What the task requires: Copy every line of the records below word for word, without any changes.

[Element and coordinate records]
----
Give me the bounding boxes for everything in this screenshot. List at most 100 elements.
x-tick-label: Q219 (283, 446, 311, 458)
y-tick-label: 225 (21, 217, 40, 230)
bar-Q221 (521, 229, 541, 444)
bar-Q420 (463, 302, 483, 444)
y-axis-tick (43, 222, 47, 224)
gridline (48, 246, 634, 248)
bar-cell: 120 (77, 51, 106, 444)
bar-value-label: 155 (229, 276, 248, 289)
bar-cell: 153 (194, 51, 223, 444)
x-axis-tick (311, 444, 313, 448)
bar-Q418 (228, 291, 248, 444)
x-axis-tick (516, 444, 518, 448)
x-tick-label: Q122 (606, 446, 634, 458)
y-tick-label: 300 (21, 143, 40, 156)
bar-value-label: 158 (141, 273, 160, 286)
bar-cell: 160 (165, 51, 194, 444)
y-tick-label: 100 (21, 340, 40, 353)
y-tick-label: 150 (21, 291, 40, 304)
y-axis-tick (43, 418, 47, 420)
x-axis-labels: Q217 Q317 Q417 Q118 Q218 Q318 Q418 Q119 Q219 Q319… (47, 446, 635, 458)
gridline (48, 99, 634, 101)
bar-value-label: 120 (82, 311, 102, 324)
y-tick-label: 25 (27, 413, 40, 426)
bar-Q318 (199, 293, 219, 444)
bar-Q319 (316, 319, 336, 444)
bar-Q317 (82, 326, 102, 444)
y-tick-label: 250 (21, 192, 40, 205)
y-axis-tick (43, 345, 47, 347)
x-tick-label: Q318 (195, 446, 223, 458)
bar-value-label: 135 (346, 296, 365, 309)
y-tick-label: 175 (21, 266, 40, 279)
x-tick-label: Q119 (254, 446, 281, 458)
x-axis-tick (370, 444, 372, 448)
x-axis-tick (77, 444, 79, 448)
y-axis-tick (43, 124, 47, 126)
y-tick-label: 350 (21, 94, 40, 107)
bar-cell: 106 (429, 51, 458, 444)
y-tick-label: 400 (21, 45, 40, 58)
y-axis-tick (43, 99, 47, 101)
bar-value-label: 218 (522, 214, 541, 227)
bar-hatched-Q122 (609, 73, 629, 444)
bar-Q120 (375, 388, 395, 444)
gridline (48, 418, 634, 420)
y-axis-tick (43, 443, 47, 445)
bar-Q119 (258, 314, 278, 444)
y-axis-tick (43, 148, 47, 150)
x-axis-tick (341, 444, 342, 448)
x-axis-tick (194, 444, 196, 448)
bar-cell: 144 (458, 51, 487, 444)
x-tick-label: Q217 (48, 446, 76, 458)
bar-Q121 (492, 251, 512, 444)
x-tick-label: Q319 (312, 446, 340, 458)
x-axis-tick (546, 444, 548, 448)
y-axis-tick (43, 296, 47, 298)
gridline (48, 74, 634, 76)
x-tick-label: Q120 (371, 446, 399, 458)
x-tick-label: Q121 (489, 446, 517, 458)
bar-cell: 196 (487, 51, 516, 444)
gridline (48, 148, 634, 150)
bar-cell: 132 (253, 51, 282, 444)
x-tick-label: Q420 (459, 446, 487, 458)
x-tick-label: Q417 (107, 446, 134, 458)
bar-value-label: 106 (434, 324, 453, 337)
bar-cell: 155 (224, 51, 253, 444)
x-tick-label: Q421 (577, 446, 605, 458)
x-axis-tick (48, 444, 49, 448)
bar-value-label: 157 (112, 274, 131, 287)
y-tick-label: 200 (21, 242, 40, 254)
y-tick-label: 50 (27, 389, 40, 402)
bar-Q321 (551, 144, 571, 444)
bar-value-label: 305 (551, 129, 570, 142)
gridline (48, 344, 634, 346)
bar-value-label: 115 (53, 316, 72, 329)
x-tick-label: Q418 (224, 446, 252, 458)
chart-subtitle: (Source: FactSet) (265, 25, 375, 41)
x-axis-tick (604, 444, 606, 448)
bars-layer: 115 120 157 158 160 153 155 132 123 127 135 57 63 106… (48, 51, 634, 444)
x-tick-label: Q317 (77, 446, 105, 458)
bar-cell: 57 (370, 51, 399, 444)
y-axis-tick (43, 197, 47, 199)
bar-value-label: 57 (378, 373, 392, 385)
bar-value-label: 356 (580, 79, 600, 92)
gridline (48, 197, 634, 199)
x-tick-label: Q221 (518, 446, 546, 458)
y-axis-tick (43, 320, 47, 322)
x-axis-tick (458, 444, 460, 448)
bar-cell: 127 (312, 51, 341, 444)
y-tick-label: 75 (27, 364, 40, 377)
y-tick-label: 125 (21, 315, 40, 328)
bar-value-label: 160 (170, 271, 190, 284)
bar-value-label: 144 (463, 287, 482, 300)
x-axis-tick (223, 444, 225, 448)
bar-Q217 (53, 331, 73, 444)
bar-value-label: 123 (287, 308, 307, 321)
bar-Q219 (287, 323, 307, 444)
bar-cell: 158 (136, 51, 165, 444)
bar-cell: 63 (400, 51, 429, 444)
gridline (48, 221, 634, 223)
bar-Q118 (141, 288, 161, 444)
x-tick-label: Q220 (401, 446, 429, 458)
----
Answer to this exercise:
Give me the bounding boxes for everything in this screenshot. List at most 100 elements.
x-tick-label: Q219 (283, 446, 311, 458)
y-tick-label: 225 (21, 217, 40, 230)
bar-Q221 (521, 229, 541, 444)
bar-Q420 (463, 302, 483, 444)
y-axis-tick (43, 222, 47, 224)
gridline (48, 246, 634, 248)
bar-cell: 120 (77, 51, 106, 444)
bar-value-label: 155 (229, 276, 248, 289)
bar-cell: 153 (194, 51, 223, 444)
x-axis-tick (311, 444, 313, 448)
bar-Q418 (228, 291, 248, 444)
x-axis-tick (516, 444, 518, 448)
x-tick-label: Q122 (606, 446, 634, 458)
y-tick-label: 300 (21, 143, 40, 156)
bar-value-label: 158 (141, 273, 160, 286)
bar-cell: 160 (165, 51, 194, 444)
y-tick-label: 100 (21, 340, 40, 353)
y-tick-label: 150 (21, 291, 40, 304)
y-axis-tick (43, 418, 47, 420)
x-axis-labels: Q217 Q317 Q417 Q118 Q218 Q318 Q418 Q119 Q219 Q319… (47, 446, 635, 458)
gridline (48, 99, 634, 101)
bar-value-label: 120 (82, 311, 102, 324)
y-tick-label: 25 (27, 413, 40, 426)
bar-Q318 (199, 293, 219, 444)
bar-Q319 (316, 319, 336, 444)
bar-Q317 (82, 326, 102, 444)
y-tick-label: 250 (21, 192, 40, 205)
y-axis-tick (43, 345, 47, 347)
x-tick-label: Q318 (195, 446, 223, 458)
bar-value-label: 135 (346, 296, 365, 309)
y-tick-label: 175 (21, 266, 40, 279)
x-tick-label: Q119 (254, 446, 281, 458)
x-axis-tick (370, 444, 372, 448)
x-axis-tick (77, 444, 79, 448)
y-axis-tick (43, 124, 47, 126)
y-tick-label: 350 (21, 94, 40, 107)
bar-cell: 106 (429, 51, 458, 444)
y-tick-label: 400 (21, 45, 40, 58)
y-axis-tick (43, 99, 47, 101)
bar-value-label: 218 (522, 214, 541, 227)
bar-hatched-Q122 (609, 73, 629, 444)
bar-Q120 (375, 388, 395, 444)
gridline (48, 418, 634, 420)
y-axis-tick (43, 443, 47, 445)
bar-Q119 (258, 314, 278, 444)
y-axis-tick (43, 148, 47, 150)
x-axis-tick (341, 444, 342, 448)
x-axis-tick (194, 444, 196, 448)
bar-cell: 144 (458, 51, 487, 444)
x-tick-label: Q217 (48, 446, 76, 458)
bar-Q121 (492, 251, 512, 444)
x-tick-label: Q319 (312, 446, 340, 458)
x-axis-tick (546, 444, 548, 448)
y-axis-tick (43, 296, 47, 298)
gridline (48, 74, 634, 76)
x-tick-label: Q120 (371, 446, 399, 458)
x-tick-label: Q121 (489, 446, 517, 458)
bar-cell: 196 (487, 51, 516, 444)
gridline (48, 148, 634, 150)
bar-cell: 132 (253, 51, 282, 444)
x-tick-label: Q420 (459, 446, 487, 458)
x-tick-label: Q417 (107, 446, 134, 458)
bar-value-label: 106 (434, 324, 453, 337)
bar-cell: 155 (224, 51, 253, 444)
x-tick-label: Q421 (577, 446, 605, 458)
x-axis-tick (48, 444, 49, 448)
bar-value-label: 157 (112, 274, 131, 287)
y-tick-label: 200 (21, 242, 40, 254)
y-tick-label: 50 (27, 389, 40, 402)
bar-Q321 (551, 144, 571, 444)
bar-value-label: 305 (551, 129, 570, 142)
gridline (48, 344, 634, 346)
bar-value-label: 115 (53, 316, 72, 329)
x-tick-label: Q418 (224, 446, 252, 458)
chart-subtitle: (Source: FactSet) (265, 25, 375, 41)
x-axis-tick (604, 444, 606, 448)
bars-layer: 115 120 157 158 160 153 155 132 123 127 135 57 63 106… (48, 51, 634, 444)
x-tick-label: Q317 (77, 446, 105, 458)
bar-cell: 57 (370, 51, 399, 444)
y-axis-tick (43, 197, 47, 199)
bar-value-label: 57 (378, 373, 392, 385)
bar-value-label: 356 (580, 79, 600, 92)
gridline (48, 197, 634, 199)
x-tick-label: Q221 (518, 446, 546, 458)
y-axis-tick (43, 320, 47, 322)
x-axis-tick (458, 444, 460, 448)
bar-cell: 127 (312, 51, 341, 444)
y-tick-label: 75 (27, 364, 40, 377)
y-tick-label: 125 (21, 315, 40, 328)
bar-value-label: 160 (170, 271, 190, 284)
bar-value-label: 144 (463, 287, 482, 300)
x-axis-tick (223, 444, 225, 448)
bar-Q217 (53, 331, 73, 444)
bar-value-label: 123 (287, 308, 307, 321)
bar-Q219 (287, 323, 307, 444)
bar-cell: 158 (136, 51, 165, 444)
bar-cell: 63 (400, 51, 429, 444)
gridline (48, 221, 634, 223)
bar-Q118 (141, 288, 161, 444)
x-tick-label: Q220 (401, 446, 429, 458)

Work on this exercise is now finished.